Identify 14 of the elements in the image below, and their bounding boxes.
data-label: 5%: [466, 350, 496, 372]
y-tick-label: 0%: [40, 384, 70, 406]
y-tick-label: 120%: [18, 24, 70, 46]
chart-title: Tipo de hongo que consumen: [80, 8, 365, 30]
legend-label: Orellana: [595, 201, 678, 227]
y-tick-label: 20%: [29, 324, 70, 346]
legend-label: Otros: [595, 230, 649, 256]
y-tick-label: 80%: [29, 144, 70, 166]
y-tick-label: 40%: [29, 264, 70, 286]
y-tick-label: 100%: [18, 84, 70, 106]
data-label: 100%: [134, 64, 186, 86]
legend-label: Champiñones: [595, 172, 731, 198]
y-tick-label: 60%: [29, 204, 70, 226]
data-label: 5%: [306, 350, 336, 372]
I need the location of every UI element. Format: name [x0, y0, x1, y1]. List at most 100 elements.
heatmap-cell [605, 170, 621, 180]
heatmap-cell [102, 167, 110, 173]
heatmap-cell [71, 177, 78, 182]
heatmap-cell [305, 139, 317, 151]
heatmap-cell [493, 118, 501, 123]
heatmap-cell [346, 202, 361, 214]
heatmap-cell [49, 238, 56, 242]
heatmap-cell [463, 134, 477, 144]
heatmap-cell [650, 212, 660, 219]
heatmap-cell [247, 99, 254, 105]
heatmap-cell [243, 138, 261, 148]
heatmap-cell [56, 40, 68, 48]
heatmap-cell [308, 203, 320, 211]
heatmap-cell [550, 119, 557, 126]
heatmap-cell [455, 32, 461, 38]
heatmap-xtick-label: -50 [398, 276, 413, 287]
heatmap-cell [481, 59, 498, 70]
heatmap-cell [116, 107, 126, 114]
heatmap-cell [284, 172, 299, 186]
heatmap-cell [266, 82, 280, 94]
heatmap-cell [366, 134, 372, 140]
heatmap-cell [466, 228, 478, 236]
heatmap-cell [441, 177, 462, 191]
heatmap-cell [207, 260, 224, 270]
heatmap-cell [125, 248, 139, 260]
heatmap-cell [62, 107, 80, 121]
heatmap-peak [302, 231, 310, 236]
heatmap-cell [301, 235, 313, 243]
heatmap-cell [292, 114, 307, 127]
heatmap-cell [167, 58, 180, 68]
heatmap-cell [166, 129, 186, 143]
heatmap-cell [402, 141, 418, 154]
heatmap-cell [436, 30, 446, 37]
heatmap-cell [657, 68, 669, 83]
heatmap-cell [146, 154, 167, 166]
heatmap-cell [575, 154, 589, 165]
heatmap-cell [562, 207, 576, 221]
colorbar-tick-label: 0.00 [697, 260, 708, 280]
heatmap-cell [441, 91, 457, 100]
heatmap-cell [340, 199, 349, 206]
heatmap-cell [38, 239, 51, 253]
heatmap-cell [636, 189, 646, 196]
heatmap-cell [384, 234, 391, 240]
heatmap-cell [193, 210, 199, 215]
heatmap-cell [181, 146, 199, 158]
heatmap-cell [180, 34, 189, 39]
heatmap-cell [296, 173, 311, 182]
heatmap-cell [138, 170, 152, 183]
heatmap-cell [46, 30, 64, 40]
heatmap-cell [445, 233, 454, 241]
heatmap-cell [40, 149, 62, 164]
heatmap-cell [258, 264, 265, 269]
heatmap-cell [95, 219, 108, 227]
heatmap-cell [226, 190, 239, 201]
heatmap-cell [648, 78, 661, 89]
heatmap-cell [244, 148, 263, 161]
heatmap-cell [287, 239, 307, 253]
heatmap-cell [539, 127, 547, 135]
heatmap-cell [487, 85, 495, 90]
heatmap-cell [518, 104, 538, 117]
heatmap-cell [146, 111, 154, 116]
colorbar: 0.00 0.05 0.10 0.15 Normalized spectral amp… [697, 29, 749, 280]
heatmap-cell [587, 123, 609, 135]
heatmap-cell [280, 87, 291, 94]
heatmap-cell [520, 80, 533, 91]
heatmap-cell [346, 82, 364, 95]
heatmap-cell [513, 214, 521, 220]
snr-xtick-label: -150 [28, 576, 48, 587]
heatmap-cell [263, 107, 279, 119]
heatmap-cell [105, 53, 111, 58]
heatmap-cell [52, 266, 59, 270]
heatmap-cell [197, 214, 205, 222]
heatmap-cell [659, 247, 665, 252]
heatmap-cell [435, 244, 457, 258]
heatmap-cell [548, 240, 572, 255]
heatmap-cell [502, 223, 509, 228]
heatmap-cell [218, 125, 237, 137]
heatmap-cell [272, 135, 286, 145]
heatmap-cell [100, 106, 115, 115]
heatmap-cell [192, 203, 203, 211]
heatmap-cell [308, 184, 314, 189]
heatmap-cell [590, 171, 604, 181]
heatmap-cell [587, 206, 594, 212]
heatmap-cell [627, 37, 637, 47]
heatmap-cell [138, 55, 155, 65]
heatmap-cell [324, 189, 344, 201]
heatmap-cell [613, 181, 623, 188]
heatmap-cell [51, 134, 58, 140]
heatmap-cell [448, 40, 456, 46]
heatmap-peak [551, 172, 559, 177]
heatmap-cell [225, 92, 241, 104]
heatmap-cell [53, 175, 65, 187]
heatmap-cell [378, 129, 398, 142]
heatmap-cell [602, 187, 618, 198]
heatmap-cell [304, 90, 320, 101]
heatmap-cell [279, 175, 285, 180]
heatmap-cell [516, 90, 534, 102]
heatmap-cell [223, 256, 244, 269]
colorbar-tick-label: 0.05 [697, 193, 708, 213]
=======
- _WRITTEN TASK_: Which lines of the records above contain the string "peak"? Pull out each of them and copy it in full.

- _FINISHED ANSWER_:
heatmap-peak [302, 231, 310, 236]
heatmap-peak [551, 172, 559, 177]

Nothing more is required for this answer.